◆ What is being asked: All records are to be retyped faithfully and completely.

◆ Data listing:
"""

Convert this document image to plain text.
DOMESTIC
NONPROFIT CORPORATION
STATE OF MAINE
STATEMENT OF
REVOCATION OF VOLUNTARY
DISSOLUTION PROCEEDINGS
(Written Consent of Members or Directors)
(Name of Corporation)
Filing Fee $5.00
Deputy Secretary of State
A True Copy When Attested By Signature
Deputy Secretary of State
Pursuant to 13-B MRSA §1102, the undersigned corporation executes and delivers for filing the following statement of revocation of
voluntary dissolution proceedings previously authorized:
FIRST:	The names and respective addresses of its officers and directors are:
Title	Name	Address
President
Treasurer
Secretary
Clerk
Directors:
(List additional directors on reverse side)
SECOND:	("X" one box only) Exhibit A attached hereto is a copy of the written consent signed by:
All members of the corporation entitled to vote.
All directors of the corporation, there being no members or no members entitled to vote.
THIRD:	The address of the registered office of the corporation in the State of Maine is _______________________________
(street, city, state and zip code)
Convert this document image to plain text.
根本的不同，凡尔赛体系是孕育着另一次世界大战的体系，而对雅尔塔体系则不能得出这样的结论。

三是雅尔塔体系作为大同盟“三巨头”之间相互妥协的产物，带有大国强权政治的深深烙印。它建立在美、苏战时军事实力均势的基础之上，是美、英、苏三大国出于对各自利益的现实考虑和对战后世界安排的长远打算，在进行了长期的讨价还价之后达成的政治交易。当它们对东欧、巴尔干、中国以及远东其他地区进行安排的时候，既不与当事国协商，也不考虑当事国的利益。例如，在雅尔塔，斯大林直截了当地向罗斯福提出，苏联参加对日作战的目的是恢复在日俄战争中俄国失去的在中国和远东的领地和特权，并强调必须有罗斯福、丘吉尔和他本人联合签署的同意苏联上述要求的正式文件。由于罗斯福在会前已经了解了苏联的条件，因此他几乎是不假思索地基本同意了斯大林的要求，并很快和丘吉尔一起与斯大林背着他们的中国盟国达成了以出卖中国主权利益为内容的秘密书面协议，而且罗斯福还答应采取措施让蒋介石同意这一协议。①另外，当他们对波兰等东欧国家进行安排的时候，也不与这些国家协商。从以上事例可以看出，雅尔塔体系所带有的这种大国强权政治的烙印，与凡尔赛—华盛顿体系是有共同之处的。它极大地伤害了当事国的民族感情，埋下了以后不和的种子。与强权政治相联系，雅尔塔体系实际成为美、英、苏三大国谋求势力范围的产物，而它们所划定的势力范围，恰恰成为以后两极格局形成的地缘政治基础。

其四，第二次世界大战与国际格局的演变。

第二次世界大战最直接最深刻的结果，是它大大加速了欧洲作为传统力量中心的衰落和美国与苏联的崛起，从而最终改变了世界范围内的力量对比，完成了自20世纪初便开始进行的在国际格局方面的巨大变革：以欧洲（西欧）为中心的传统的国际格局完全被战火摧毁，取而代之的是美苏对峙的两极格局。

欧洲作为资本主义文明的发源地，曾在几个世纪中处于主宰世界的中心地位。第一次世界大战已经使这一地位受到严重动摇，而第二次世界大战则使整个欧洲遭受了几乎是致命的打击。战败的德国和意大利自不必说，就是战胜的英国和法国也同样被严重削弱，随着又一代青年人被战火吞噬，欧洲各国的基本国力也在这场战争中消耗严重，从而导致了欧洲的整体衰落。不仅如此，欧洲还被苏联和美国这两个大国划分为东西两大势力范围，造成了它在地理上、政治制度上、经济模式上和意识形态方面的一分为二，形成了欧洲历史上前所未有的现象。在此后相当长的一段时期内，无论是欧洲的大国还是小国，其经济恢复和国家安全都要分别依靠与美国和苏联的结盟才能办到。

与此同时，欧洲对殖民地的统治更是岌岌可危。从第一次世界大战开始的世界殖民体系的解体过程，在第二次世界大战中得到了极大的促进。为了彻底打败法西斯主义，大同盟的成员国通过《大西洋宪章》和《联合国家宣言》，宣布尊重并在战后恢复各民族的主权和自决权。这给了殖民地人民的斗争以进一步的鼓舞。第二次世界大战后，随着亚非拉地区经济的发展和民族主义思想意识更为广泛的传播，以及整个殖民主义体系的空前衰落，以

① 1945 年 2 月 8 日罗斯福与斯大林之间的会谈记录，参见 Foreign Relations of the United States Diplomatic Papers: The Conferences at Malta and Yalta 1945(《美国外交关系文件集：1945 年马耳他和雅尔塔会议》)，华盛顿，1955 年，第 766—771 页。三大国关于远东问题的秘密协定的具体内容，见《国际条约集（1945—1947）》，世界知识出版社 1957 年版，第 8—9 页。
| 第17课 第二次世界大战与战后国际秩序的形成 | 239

"""

◆ Written answer:
Convert this document image to plain text.
DOMESTIC
NONPROFIT CORPORATION
STATE OF MAINE
STATEMENT OF
REVOCATION OF VOLUNTARY
DISSOLUTION PROCEEDINGS
(Written Consent of Members or Directors)
(Name of Corporation)
Filing Fee $5.00
Deputy Secretary of State
A True Copy When Attested By Signature
Deputy Secretary of State
Pursuant to 13-B MRSA §1102, the undersigned corporation executes and delivers for filing the following statement of revocation of
voluntary dissolution proceedings previously authorized:
FIRST:	The names and respective addresses of its officers and directors are:
Title	Name	Address
President
Treasurer
Secretary
Clerk
Directors:
(List additional directors on reverse side)
SECOND:	("X" one box only) Exhibit A attached hereto is a copy of the written consent signed by:
All members of the corporation entitled to vote.
All directors of the corporation, there being no members or no members entitled to vote.
THIRD:	The address of the registered office of the corporation in the State of Maine is _______________________________
(street, city, state and zip code)
Convert this document image to plain text.
根本的不同，凡尔赛体系是孕育着另一次世界大战的体系，而对雅尔塔体系则不能得出这样的结论。

三是雅尔塔体系作为大同盟“三巨头”之间相互妥协的产物，带有大国强权政治的深深烙印。它建立在美、苏战时军事实力均势的基础之上，是美、英、苏三大国出于对各自利益的现实考虑和对战后世界安排的长远打算，在进行了长期的讨价还价之后达成的政治交易。当它们对东欧、巴尔干、中国以及远东其他地区进行安排的时候，既不与当事国协商，也不考虑当事国的利益。例如，在雅尔塔，斯大林直截了当地向罗斯福提出，苏联参加对日作战的目的是恢复在日俄战争中俄国失去的在中国和远东的领地和特权，并强调必须有罗斯福、丘吉尔和他本人联合签署的同意苏联上述要求的正式文件。由于罗斯福在会前已经了解了苏联的条件，因此他几乎是不假思索地基本同意了斯大林的要求，并很快和丘吉尔一起与斯大林背着他们的中国盟国达成了以出卖中国主权利益为内容的秘密书面协议，而且罗斯福还答应采取措施让蒋介石同意这一协议。①另外，当他们对波兰等东欧国家进行安排的时候，也不与这些国家协商。从以上事例可以看出，雅尔塔体系所带有的这种大国强权政治的烙印，与凡尔赛—华盛顿体系是有共同之处的。它极大地伤害了当事国的民族感情，埋下了以后不和的种子。与强权政治相联系，雅尔塔体系实际成为美、英、苏三大国谋求势力范围的产物，而它们所划定的势力范围，恰恰成为以后两极格局形成的地缘政治基础。

其四，第二次世界大战与国际格局的演变。

第二次世界大战最直接最深刻的结果，是它大大加速了欧洲作为传统力量中心的衰落和美国与苏联的崛起，从而最终改变了世界范围内的力量对比，完成了自20世纪初便开始进行的在国际格局方面的巨大变革：以欧洲（西欧）为中心的传统的国际格局完全被战火摧毁，取而代之的是美苏对峙的两极格局。

欧洲作为资本主义文明的发源地，曾在几个世纪中处于主宰世界的中心地位。第一次世界大战已经使这一地位受到严重动摇，而第二次世界大战则使整个欧洲遭受了几乎是致命的打击。战败的德国和意大利自不必说，就是战胜的英国和法国也同样被严重削弱，随着又一代青年人被战火吞噬，欧洲各国的基本国力也在这场战争中消耗严重，从而导致了欧洲的整体衰落。不仅如此，欧洲还被苏联和美国这两个大国划分为东西两大势力范围，造成了它在地理上、政治制度上、经济模式上和意识形态方面的一分为二，形成了欧洲历史上前所未有的现象。在此后相当长的一段时期内，无论是欧洲的大国还是小国，其经济恢复和国家安全都要分别依靠与美国和苏联的结盟才能办到。

与此同时，欧洲对殖民地的统治更是岌岌可危。从第一次世界大战开始的世界殖民体系的解体过程，在第二次世界大战中得到了极大的促进。为了彻底打败法西斯主义，大同盟的成员国通过《大西洋宪章》和《联合国家宣言》，宣布尊重并在战后恢复各民族的主权和自决权。这给了殖民地人民的斗争以进一步的鼓舞。第二次世界大战后，随着亚非拉地区经济的发展和民族主义思想意识更为广泛的传播，以及整个殖民主义体系的空前衰落，以

① 1945 年 2 月 8 日罗斯福与斯大林之间的会谈记录，参见 Foreign Relations of the United States Diplomatic Papers: The Conferences at Malta and Yalta 1945(《美国外交关系文件集：1945 年马耳他和雅尔塔会议》)，华盛顿，1955 年，第 766—771 页。三大国关于远东问题的秘密协定的具体内容，见《国际条约集（1945—1947）》，世界知识出版社 1957 年版，第 8—9 页。
| 第17课 第二次世界大战与战后国际秩序的形成 | 239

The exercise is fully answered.